Problem details: Reproduce all entries word for word.

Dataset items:
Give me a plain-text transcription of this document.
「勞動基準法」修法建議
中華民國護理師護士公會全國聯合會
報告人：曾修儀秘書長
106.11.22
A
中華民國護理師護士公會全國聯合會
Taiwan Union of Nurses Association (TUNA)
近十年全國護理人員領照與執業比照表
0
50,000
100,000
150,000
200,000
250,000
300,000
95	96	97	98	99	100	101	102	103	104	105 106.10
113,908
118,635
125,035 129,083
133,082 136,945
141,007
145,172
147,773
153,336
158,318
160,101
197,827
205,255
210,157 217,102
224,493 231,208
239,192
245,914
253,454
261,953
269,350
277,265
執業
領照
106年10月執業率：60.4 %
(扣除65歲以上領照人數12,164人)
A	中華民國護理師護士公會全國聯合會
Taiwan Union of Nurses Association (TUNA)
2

Full solution:
Give me a plain-text transcription of this document.
「勞動基準法」修法建議
中華民國護理師護士公會全國聯合會
報告人：曾修儀秘書長
106.11.22
A
中華民國護理師護士公會全國聯合會
Taiwan Union of Nurses Association (TUNA)
近十年全國護理人員領照與執業比照表
0
50,000
100,000
150,000
200,000
250,000
300,000
95	96	97	98	99	100	101	102	103	104	105 106.10
113,908
118,635
125,035 129,083
133,082 136,945
141,007
145,172
147,773
153,336
158,318
160,101
197,827
205,255
210,157 217,102
224,493 231,208
239,192
245,914
253,454
261,953
269,350
277,265
執業
領照
106年10月執業率：60.4 %
(扣除65歲以上領照人數12,164人)
A	中華民國護理師護士公會全國聯合會
Taiwan Union of Nurses Association (TUNA)
2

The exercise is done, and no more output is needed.